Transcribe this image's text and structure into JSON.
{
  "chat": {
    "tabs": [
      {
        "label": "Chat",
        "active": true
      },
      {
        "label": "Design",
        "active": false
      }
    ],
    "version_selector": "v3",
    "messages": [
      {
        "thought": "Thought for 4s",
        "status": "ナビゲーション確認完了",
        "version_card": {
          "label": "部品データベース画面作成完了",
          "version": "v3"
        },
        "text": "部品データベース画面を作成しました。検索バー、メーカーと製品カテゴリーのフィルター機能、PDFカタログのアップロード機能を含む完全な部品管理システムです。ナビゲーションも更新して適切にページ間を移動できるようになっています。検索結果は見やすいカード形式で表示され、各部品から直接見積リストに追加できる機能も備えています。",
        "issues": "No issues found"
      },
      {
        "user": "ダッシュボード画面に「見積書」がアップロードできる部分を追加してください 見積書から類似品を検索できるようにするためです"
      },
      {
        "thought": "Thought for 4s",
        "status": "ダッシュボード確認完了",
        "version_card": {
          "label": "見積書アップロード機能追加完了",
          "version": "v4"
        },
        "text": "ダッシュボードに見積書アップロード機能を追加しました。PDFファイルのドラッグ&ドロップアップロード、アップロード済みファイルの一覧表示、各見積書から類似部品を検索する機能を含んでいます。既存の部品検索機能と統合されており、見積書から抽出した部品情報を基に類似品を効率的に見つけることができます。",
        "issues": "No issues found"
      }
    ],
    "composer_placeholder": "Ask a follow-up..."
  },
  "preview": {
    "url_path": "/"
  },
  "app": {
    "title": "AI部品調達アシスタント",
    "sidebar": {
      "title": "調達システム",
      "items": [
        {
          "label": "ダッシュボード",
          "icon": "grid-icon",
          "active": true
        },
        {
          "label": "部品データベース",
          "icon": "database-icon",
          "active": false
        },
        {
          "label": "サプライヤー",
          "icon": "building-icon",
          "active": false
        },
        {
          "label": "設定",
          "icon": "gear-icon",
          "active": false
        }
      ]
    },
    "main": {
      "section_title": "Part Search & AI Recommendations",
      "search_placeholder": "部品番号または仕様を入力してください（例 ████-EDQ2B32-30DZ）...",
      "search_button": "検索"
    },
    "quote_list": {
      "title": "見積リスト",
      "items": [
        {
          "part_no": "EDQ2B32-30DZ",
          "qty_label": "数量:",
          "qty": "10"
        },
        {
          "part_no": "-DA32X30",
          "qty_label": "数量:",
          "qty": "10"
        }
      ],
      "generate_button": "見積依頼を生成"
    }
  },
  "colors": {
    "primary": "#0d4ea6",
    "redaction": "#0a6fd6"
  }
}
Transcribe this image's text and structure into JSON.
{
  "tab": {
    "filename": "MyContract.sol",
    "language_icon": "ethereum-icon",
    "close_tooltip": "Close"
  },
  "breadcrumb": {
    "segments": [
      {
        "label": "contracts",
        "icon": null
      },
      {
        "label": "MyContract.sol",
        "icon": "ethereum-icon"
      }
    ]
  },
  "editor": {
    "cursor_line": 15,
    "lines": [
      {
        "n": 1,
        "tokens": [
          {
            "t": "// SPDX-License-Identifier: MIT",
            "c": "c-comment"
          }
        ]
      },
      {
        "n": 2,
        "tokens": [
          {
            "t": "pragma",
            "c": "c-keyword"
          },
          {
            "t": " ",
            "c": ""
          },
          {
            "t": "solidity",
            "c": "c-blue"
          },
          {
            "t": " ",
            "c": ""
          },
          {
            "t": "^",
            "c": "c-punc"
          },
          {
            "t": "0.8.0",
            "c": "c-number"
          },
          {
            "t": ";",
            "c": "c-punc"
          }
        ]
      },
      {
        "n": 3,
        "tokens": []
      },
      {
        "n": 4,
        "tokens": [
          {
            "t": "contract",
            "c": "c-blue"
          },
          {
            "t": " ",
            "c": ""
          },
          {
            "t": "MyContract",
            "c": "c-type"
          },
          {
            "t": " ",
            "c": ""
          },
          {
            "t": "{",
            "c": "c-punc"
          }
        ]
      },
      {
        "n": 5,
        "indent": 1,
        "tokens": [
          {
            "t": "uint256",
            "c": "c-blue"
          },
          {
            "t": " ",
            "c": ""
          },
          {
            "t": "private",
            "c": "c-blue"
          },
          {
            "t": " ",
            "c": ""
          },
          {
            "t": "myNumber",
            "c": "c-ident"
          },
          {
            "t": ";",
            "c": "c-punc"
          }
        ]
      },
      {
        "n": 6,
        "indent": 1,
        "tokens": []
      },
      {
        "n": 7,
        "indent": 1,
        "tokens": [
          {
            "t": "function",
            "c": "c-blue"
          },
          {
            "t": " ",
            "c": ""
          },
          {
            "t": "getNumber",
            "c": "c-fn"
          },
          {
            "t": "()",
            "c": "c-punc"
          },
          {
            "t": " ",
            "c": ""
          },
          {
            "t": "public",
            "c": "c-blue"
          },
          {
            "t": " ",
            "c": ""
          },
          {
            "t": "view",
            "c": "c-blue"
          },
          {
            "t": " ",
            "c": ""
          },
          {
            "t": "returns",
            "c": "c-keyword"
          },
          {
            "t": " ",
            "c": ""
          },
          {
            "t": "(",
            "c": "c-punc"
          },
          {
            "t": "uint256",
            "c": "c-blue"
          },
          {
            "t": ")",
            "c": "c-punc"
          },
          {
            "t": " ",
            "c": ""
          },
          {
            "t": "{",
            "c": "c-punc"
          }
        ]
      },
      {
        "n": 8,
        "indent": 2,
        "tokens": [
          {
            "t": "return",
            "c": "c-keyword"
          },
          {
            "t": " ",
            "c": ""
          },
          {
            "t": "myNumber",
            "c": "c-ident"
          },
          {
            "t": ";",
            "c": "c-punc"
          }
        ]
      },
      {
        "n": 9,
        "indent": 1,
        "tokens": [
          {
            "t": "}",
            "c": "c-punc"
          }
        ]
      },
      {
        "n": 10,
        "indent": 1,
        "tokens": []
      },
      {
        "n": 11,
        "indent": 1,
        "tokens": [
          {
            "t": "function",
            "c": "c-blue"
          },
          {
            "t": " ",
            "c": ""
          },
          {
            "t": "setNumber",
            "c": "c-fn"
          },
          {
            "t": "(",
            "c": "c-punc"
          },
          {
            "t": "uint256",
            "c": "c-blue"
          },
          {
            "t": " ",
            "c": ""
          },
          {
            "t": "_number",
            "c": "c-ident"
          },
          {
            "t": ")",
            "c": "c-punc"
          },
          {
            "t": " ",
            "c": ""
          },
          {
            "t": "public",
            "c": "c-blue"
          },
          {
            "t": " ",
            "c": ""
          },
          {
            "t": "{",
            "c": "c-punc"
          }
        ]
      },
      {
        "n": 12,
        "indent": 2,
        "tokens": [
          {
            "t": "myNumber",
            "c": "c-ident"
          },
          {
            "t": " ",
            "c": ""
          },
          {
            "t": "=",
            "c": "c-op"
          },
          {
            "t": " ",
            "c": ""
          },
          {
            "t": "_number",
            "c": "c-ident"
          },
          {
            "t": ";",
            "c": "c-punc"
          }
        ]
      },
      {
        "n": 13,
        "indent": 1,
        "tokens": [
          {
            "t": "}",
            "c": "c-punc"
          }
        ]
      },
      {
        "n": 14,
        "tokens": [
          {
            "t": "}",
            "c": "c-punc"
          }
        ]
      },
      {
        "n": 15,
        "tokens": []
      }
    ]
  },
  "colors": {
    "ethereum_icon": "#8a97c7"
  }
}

|---|

• [GOAL]
The records above should be restated word for word, please.

• [CORRECT OUTPUT]
Transcribe this image's text and structure into JSON.
{
  "chat": {
    "tabs": [
      {
        "label": "Chat",
        "active": true
      },
      {
        "label": "Design",
        "active": false
      }
    ],
    "version_selector": "v3",
    "messages": [
      {
        "thought": "Thought for 4s",
        "status": "ナビゲーション確認完了",
        "version_card": {
          "label": "部品データベース画面作成完了",
          "version": "v3"
        },
        "text": "部品データベース画面を作成しました。検索バー、メーカーと製品カテゴリーのフィルター機能、PDFカタログのアップロード機能を含む完全な部品管理システムです。ナビゲーションも更新して適切にページ間を移動できるようになっています。検索結果は見やすいカード形式で表示され、各部品から直接見積リストに追加できる機能も備えています。",
        "issues": "No issues found"
      },
      {
        "user": "ダッシュボード画面に「見積書」がアップロードできる部分を追加してください 見積書から類似品を検索できるようにするためです"
      },
      {
        "thought": "Thought for 4s",
        "status": "ダッシュボード確認完了",
        "version_card": {
          "label": "見積書アップロード機能追加完了",
          "version": "v4"
        },
        "text": "ダッシュボードに見積書アップロード機能を追加しました。PDFファイルのドラッグ&ドロップアップロード、アップロード済みファイルの一覧表示、各見積書から類似部品を検索する機能を含んでいます。既存の部品検索機能と統合されており、見積書から抽出した部品情報を基に類似品を効率的に見つけることができます。",
        "issues": "No issues found"
      }
    ],
    "composer_placeholder": "Ask a follow-up..."
  },
  "preview": {
    "url_path": "/"
  },
  "app": {
    "title": "AI部品調達アシスタント",
    "sidebar": {
      "title": "調達システム",
      "items": [
        {
          "label": "ダッシュボード",
          "icon": "grid-icon",
          "active": true
        },
        {
          "label": "部品データベース",
          "icon": "database-icon",
          "active": false
        },
        {
          "label": "サプライヤー",
          "icon": "building-icon",
          "active": false
        },
        {
          "label": "設定",
          "icon": "gear-icon",
          "active": false
        }
      ]
    },
    "main": {
      "section_title": "Part Search & AI Recommendations",
      "search_placeholder": "部品番号または仕様を入力してください（例 ████-EDQ2B32-30DZ）...",
      "search_button": "検索"
    },
    "quote_list": {
      "title": "見積リスト",
      "items": [
        {
          "part_no": "EDQ2B32-30DZ",
          "qty_label": "数量:",
          "qty": "10"
        },
        {
          "part_no": "-DA32X30",
          "qty_label": "数量:",
          "qty": "10"
        }
      ],
      "generate_button": "見積依頼を生成"
    }
  },
  "colors": {
    "primary": "#0d4ea6",
    "redaction": "#0a6fd6"
  }
}
Transcribe this image's text and structure into JSON.
{
  "tab": {
    "filename": "MyContract.sol",
    "language_icon": "ethereum-icon",
    "close_tooltip": "Close"
  },
  "breadcrumb": {
    "segments": [
      {
        "label": "contracts",
        "icon": null
      },
      {
        "label": "MyContract.sol",
        "icon": "ethereum-icon"
      }
    ]
  },
  "editor": {
    "cursor_line": 15,
    "lines": [
      {
        "n": 1,
        "tokens": [
          {
            "t": "// SPDX-License-Identifier: MIT",
            "c": "c-comment"
          }
        ]
      },
      {
        "n": 2,
        "tokens": [
          {
            "t": "pragma",
            "c": "c-keyword"
          },
          {
            "t": " ",
            "c": ""
          },
          {
            "t": "solidity",
            "c": "c-blue"
          },
          {
            "t": " ",
            "c": ""
          },
          {
            "t": "^",
            "c": "c-punc"
          },
          {
            "t": "0.8.0",
            "c": "c-number"
          },
          {
            "t": ";",
            "c": "c-punc"
          }
        ]
      },
      {
        "n": 3,
        "tokens": []
      },
      {
        "n": 4,
        "tokens": [
          {
            "t": "contract",
            "c": "c-blue"
          },
          {
            "t": " ",
            "c": ""
          },
          {
            "t": "MyContract",
            "c": "c-type"
          },
          {
            "t": " ",
            "c": ""
          },
          {
            "t": "{",
            "c": "c-punc"
          }
        ]
      },
      {
        "n": 5,
        "indent": 1,
        "tokens": [
          {
            "t": "uint256",
            "c": "c-blue"
          },
          {
            "t": " ",
            "c": ""
          },
          {
            "t": "private",
            "c": "c-blue"
          },
          {
            "t": " ",
            "c": ""
          },
          {
            "t": "myNumber",
            "c": "c-ident"
          },
          {
            "t": ";",
            "c": "c-punc"
          }
        ]
      },
      {
        "n": 6,
        "indent": 1,
        "tokens": []
      },
      {
        "n": 7,
        "indent": 1,
        "tokens": [
          {
            "t": "function",
            "c": "c-blue"
          },
          {
            "t": " ",
            "c": ""
          },
          {
            "t": "getNumber",
            "c": "c-fn"
          },
          {
            "t": "()",
            "c": "c-punc"
          },
          {
            "t": " ",
            "c": ""
          },
          {
            "t": "public",
            "c": "c-blue"
          },
          {
            "t": " ",
            "c": ""
          },
          {
            "t": "view",
            "c": "c-blue"
          },
          {
            "t": " ",
            "c": ""
          },
          {
            "t": "returns",
            "c": "c-keyword"
          },
          {
            "t": " ",
            "c": ""
          },
          {
            "t": "(",
            "c": "c-punc"
          },
          {
            "t": "uint256",
            "c": "c-blue"
          },
          {
            "t": ")",
            "c": "c-punc"
          },
          {
            "t": " ",
            "c": ""
          },
          {
            "t": "{",
            "c": "c-punc"
          }
        ]
      },
      {
        "n": 8,
        "indent": 2,
        "tokens": [
          {
            "t": "return",
            "c": "c-keyword"
          },
          {
            "t": " ",
            "c": ""
          },
          {
            "t": "myNumber",
            "c": "c-ident"
          },
          {
            "t": ";",
            "c": "c-punc"
          }
        ]
      },
      {
        "n": 9,
        "indent": 1,
        "tokens": [
          {
            "t": "}",
            "c": "c-punc"
          }
        ]
      },
      {
        "n": 10,
        "indent": 1,
        "tokens": []
      },
      {
        "n": 11,
        "indent": 1,
        "tokens": [
          {
            "t": "function",
            "c": "c-blue"
          },
          {
            "t": " ",
            "c": ""
          },
          {
            "t": "setNumber",
            "c": "c-fn"
          },
          {
            "t": "(",
            "c": "c-punc"
          },
          {
            "t": "uint256",
            "c": "c-blue"
          },
          {
            "t": " ",
            "c": ""
          },
          {
            "t": "_number",
            "c": "c-ident"
          },
          {
            "t": ")",
            "c": "c-punc"
          },
          {
            "t": " ",
            "c": ""
          },
          {
            "t": "public",
            "c": "c-blue"
          },
          {
            "t": " ",
            "c": ""
          },
          {
            "t": "{",
            "c": "c-punc"
          }
        ]
      },
      {
        "n": 12,
        "indent": 2,
        "tokens": [
          {
            "t": "myNumber",
            "c": "c-ident"
          },
          {
            "t": " ",
            "c": ""
          },
          {
            "t": "=",
            "c": "c-op"
          },
          {
            "t": " ",
            "c": ""
          },
          {
            "t": "_number",
            "c": "c-ident"
          },
          {
            "t": ";",
            "c": "c-punc"
          }
        ]
      },
      {
        "n": 13,
        "indent": 1,
        "tokens": [
          {
            "t": "}",
            "c": "c-punc"
          }
        ]
      },
      {
        "n": 14,
        "tokens": [
          {
            "t": "}",
            "c": "c-punc"
          }
        ]
      },
      {
        "n": 15,
        "tokens": []
      }
    ]
  },
  "colors": {
    "ethereum_icon": "#8a97c7"
  }
}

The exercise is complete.